▶ [Data items]:
"""
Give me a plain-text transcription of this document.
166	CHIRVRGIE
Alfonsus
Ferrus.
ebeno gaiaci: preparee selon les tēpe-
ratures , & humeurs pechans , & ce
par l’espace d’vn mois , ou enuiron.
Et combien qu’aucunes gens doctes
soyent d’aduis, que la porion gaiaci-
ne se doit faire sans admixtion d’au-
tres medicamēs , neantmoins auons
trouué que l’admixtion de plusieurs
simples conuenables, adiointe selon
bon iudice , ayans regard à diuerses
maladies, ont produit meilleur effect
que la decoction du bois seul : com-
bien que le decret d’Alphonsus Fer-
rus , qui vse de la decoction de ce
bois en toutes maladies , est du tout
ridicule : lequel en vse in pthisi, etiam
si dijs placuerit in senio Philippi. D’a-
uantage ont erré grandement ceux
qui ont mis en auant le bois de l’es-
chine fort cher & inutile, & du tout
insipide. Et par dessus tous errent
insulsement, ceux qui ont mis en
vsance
"""
Using the data above, output each line exactly.

▶ [EXERCISE RESULT]:
Give me a plain-text transcription of this document.
166	CHIRVRGIE
Alfonsus
Ferrus.
ebeno gaiaci: preparee selon les tēpe-
ratures , & humeurs pechans , & ce
par l’espace d’vn mois , ou enuiron.
Et combien qu’aucunes gens doctes
soyent d’aduis, que la porion gaiaci-
ne se doit faire sans admixtion d’au-
tres medicamēs , neantmoins auons
trouué que l’admixtion de plusieurs
simples conuenables, adiointe selon
bon iudice , ayans regard à diuerses
maladies, ont produit meilleur effect
que la decoction du bois seul : com-
bien que le decret d’Alphonsus Fer-
rus , qui vse de la decoction de ce
bois en toutes maladies , est du tout
ridicule : lequel en vse in pthisi, etiam
si dijs placuerit in senio Philippi. D’a-
uantage ont erré grandement ceux
qui ont mis en auant le bois de l’es-
chine fort cher & inutile, & du tout
insipide. Et par dessus tous errent
insulsement, ceux qui ont mis en
vsance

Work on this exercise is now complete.